## Extracted records
--- BEGIN ---

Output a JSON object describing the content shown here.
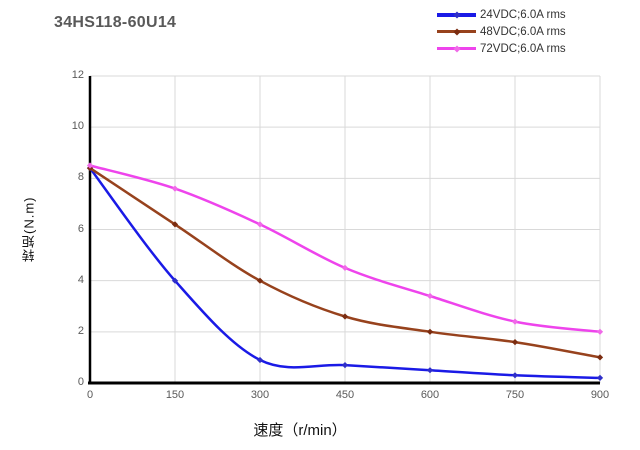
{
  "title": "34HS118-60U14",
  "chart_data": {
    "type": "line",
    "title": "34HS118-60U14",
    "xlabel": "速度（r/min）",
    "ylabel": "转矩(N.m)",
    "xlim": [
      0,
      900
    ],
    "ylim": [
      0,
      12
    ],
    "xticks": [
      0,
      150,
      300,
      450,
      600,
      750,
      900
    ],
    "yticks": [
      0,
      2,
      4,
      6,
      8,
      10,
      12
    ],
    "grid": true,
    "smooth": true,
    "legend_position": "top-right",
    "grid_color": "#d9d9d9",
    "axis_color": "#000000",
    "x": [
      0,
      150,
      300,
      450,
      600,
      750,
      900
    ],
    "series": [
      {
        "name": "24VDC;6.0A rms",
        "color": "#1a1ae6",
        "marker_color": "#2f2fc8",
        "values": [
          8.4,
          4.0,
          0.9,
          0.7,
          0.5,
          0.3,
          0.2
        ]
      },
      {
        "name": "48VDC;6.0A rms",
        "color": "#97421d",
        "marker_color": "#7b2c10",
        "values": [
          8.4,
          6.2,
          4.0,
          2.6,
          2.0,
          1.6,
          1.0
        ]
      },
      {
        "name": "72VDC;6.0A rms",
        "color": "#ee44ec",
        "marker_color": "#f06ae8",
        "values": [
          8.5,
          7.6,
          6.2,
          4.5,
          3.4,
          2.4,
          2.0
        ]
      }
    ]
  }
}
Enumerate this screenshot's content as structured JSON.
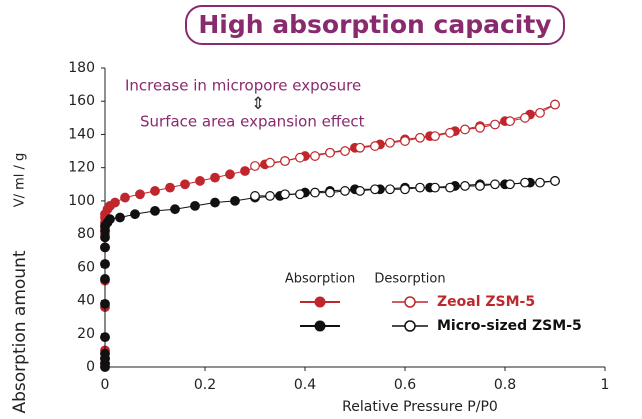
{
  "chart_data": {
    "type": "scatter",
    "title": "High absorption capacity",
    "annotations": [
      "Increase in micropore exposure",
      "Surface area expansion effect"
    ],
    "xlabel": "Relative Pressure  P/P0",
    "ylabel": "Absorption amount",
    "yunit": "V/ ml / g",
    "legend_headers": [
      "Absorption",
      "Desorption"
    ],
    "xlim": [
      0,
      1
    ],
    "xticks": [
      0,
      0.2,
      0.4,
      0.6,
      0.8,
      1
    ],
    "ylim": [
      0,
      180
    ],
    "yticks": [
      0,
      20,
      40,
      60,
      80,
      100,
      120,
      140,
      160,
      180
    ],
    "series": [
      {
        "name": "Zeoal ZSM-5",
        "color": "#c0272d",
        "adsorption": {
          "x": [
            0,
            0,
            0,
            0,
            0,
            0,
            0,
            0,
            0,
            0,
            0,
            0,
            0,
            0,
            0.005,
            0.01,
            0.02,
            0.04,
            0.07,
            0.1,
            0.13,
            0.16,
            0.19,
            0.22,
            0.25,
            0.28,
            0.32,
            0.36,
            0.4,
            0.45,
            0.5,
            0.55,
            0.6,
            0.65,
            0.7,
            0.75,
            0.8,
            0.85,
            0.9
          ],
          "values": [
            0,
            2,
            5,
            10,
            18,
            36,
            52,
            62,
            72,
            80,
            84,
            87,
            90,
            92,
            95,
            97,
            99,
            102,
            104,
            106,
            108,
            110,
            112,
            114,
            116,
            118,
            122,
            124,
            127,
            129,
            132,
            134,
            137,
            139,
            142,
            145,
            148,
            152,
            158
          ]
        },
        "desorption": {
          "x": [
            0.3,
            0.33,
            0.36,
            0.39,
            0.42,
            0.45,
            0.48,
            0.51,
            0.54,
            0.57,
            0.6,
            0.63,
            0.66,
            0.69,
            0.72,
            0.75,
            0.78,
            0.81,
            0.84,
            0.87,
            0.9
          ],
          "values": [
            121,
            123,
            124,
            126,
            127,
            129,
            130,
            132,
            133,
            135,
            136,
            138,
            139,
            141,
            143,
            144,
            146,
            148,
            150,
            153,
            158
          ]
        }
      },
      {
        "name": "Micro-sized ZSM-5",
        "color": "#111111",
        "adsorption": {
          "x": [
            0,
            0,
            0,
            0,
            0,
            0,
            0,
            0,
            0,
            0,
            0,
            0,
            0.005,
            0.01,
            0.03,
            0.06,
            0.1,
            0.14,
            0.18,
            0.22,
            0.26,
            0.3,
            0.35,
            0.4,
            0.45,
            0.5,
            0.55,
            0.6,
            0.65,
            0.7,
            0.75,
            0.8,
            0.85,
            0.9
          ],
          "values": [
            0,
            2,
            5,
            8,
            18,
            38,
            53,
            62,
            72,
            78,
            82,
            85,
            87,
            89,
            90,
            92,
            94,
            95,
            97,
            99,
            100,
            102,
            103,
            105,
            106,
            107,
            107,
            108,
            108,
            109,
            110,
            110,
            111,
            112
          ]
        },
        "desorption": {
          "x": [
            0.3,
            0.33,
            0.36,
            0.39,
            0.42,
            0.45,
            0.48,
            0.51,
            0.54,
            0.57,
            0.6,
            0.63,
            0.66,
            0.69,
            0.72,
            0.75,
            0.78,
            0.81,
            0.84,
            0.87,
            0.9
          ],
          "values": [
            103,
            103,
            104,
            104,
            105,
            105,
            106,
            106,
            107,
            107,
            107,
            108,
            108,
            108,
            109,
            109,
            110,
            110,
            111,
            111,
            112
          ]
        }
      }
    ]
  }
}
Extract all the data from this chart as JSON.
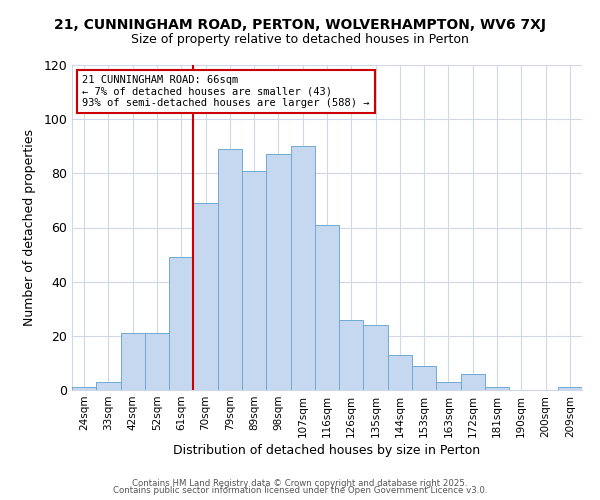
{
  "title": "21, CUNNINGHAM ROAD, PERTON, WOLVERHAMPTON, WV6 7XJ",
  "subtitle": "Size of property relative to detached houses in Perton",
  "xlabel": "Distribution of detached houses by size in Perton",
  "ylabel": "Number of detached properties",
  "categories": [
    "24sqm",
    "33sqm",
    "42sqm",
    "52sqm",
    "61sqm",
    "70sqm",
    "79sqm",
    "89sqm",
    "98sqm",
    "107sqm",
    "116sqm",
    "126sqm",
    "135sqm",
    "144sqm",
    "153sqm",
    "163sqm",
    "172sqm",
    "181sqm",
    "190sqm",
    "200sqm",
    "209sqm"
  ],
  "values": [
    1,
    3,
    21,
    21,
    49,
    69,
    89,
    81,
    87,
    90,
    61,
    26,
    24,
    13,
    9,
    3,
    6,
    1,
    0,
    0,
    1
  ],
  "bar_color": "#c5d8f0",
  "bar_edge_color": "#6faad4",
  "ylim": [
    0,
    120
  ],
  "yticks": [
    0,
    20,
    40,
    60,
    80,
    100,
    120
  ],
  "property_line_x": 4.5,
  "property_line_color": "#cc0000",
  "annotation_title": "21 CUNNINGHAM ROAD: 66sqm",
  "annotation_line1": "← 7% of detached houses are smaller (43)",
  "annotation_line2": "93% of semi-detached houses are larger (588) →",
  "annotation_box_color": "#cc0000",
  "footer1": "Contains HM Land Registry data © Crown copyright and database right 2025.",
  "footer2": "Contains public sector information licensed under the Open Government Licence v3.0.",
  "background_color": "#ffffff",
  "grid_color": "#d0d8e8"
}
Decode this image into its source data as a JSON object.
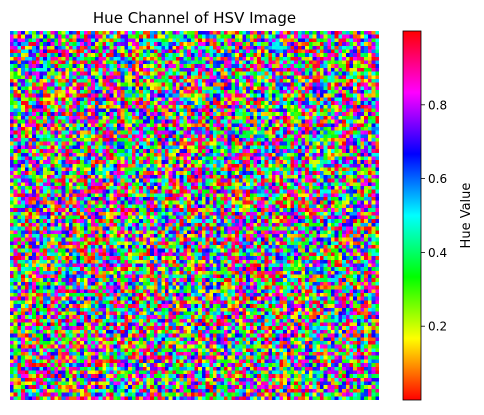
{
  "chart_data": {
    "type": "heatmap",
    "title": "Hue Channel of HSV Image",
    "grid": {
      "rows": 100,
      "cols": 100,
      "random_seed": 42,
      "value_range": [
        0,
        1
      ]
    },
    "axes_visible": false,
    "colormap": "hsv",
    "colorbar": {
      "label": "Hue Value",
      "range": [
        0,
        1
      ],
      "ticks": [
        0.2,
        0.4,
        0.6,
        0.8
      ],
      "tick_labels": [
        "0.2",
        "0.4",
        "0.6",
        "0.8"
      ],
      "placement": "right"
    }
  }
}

--- END ---

## Task instructions
Print each entry shown above with exact wording and no pictures.

## Written response
Output a JSON object describing the content shown here.
{
  "title": "34HS118-60U14",
  "chart_data": {
    "type": "line",
    "title": "34HS118-60U14",
    "xlabel": "速度（r/min）",
    "ylabel": "转矩(N.m)",
    "xlim": [
      0,
      900
    ],
    "ylim": [
      0,
      12
    ],
    "xticks": [
      0,
      150,
      300,
      450,
      600,
      750,
      900
    ],
    "yticks": [
      0,
      2,
      4,
      6,
      8,
      10,
      12
    ],
    "grid": true,
    "smooth": true,
    "legend_position": "top-right",
    "grid_color": "#d9d9d9",
    "axis_color": "#000000",
    "x": [
      0,
      150,
      300,
      450,
      600,
      750,
      900
    ],
    "series": [
      {
        "name": "24VDC;6.0A rms",
        "color": "#1a1ae6",
        "marker_color": "#2f2fc8",
        "values": [
          8.4,
          4.0,
          0.9,
          0.7,
          0.5,
          0.3,
          0.2
        ]
      },
      {
        "name": "48VDC;6.0A rms",
        "color": "#97421d",
        "marker_color": "#7b2c10",
        "values": [
          8.4,
          6.2,
          4.0,
          2.6,
          2.0,
          1.6,
          1.0
        ]
      },
      {
        "name": "72VDC;6.0A rms",
        "color": "#ee44ec",
        "marker_color": "#f06ae8",
        "values": [
          8.5,
          7.6,
          6.2,
          4.5,
          3.4,
          2.4,
          2.0
        ]
      }
    ]
  }
}
Enumerate this screenshot's content as structured JSON.
{
  "chart_data": {
    "type": "scatter",
    "title": "High absorption capacity",
    "annotations": [
      "Increase in micropore exposure",
      "Surface area expansion effect"
    ],
    "xlabel": "Relative Pressure  P/P0",
    "ylabel": "Absorption amount",
    "yunit": "V/ ml / g",
    "legend_headers": [
      "Absorption",
      "Desorption"
    ],
    "xlim": [
      0,
      1
    ],
    "xticks": [
      0,
      0.2,
      0.4,
      0.6,
      0.8,
      1
    ],
    "ylim": [
      0,
      180
    ],
    "yticks": [
      0,
      20,
      40,
      60,
      80,
      100,
      120,
      140,
      160,
      180
    ],
    "series": [
      {
        "name": "Zeoal ZSM-5",
        "color": "#c0272d",
        "adsorption": {
          "x": [
            0,
            0,
            0,
            0,
            0,
            0,
            0,
            0,
            0,
            0,
            0,
            0,
            0,
            0,
            0.005,
            0.01,
            0.02,
            0.04,
            0.07,
            0.1,
            0.13,
            0.16,
            0.19,
            0.22,
            0.25,
            0.28,
            0.32,
            0.36,
            0.4,
            0.45,
            0.5,
            0.55,
            0.6,
            0.65,
            0.7,
            0.75,
            0.8,
            0.85,
            0.9
          ],
          "values": [
            0,
            2,
            5,
            10,
            18,
            36,
            52,
            62,
            72,
            80,
            84,
            87,
            90,
            92,
            95,
            97,
            99,
            102,
            104,
            106,
            108,
            110,
            112,
            114,
            116,
            118,
            122,
            124,
            127,
            129,
            132,
            134,
            137,
            139,
            142,
            145,
            148,
            152,
            158
          ]
        },
        "desorption": {
          "x": [
            0.3,
            0.33,
            0.36,
            0.39,
            0.42,
            0.45,
            0.48,
            0.51,
            0.54,
            0.57,
            0.6,
            0.63,
            0.66,
            0.69,
            0.72,
            0.75,
            0.78,
            0.81,
            0.84,
            0.87,
            0.9
          ],
          "values": [
            121,
            123,
            124,
            126,
            127,
            129,
            130,
            132,
            133,
            135,
            136,
            138,
            139,
            141,
            143,
            144,
            146,
            148,
            150,
            153,
            158
          ]
        }
      },
      {
        "name": "Micro-sized ZSM-5",
        "color": "#111111",
        "adsorption": {
          "x": [
            0,
            0,
            0,
            0,
            0,
            0,
            0,
            0,
            0,
            0,
            0,
            0,
            0.005,
            0.01,
            0.03,
            0.06,
            0.1,
            0.14,
            0.18,
            0.22,
            0.26,
            0.3,
            0.35,
            0.4,
            0.45,
            0.5,
            0.55,
            0.6,
            0.65,
            0.7,
            0.75,
            0.8,
            0.85,
            0.9
          ],
          "values": [
            0,
            2,
            5,
            8,
            18,
            38,
            53,
            62,
            72,
            78,
            82,
            85,
            87,
            89,
            90,
            92,
            94,
            95,
            97,
            99,
            100,
            102,
            103,
            105,
            106,
            107,
            107,
            108,
            108,
            109,
            110,
            110,
            111,
            112
          ]
        },
        "desorption": {
          "x": [
            0.3,
            0.33,
            0.36,
            0.39,
            0.42,
            0.45,
            0.48,
            0.51,
            0.54,
            0.57,
            0.6,
            0.63,
            0.66,
            0.69,
            0.72,
            0.75,
            0.78,
            0.81,
            0.84,
            0.87,
            0.9
          ],
          "values": [
            103,
            103,
            104,
            104,
            105,
            105,
            106,
            106,
            107,
            107,
            107,
            108,
            108,
            108,
            109,
            109,
            110,
            110,
            111,
            111,
            112
          ]
        }
      }
    ]
  }
}
Extract all the data from this chart as JSON.
{
  "title": "21, CUNNINGHAM ROAD, PERTON, WOLVERHAMPTON, WV6 7XJ",
  "subtitle": "Size of property relative to detached houses in Perton",
  "xlabel": "Distribution of detached houses by size in Perton",
  "ylabel": "Number of detached properties",
  "categories": [
    "24sqm",
    "33sqm",
    "42sqm",
    "52sqm",
    "61sqm",
    "70sqm",
    "79sqm",
    "89sqm",
    "98sqm",
    "107sqm",
    "116sqm",
    "126sqm",
    "135sqm",
    "144sqm",
    "153sqm",
    "163sqm",
    "172sqm",
    "181sqm",
    "190sqm",
    "200sqm",
    "209sqm"
  ],
  "values": [
    1,
    3,
    21,
    21,
    49,
    69,
    89,
    81,
    87,
    90,
    61,
    26,
    24,
    13,
    9,
    3,
    6,
    1,
    0,
    0,
    1
  ],
  "bar_color": "#c5d8f0",
  "bar_edge_color": "#6faad4",
  "ylim": [
    0,
    120
  ],
  "yticks": [
    0,
    20,
    40,
    60,
    80,
    100,
    120
  ],
  "property_line_x": 4.5,
  "property_line_color": "#cc0000",
  "annotation_title": "21 CUNNINGHAM ROAD: 66sqm",
  "annotation_line1": "← 7% of detached houses are smaller (43)",
  "annotation_line2": "93% of semi-detached houses are larger (588) →",
  "annotation_box_color": "#cc0000",
  "footer1": "Contains HM Land Registry data © Crown copyright and database right 2025.",
  "footer2": "Contains public sector information licensed under the Open Government Licence v3.0.",
  "background_color": "#ffffff",
  "grid_color": "#d0d8e8"
}
Decode this image into its source data as a JSON object.
{
  "chart_data": {
    "type": "heatmap",
    "title": "Hue Channel of HSV Image",
    "grid": {
      "rows": 100,
      "cols": 100,
      "random_seed": 42,
      "value_range": [
        0,
        1
      ]
    },
    "axes_visible": false,
    "colormap": "hsv",
    "colorbar": {
      "label": "Hue Value",
      "range": [
        0,
        1
      ],
      "ticks": [
        0.2,
        0.4,
        0.6,
        0.8
      ],
      "tick_labels": [
        "0.2",
        "0.4",
        "0.6",
        "0.8"
      ],
      "placement": "right"
    }
  }
}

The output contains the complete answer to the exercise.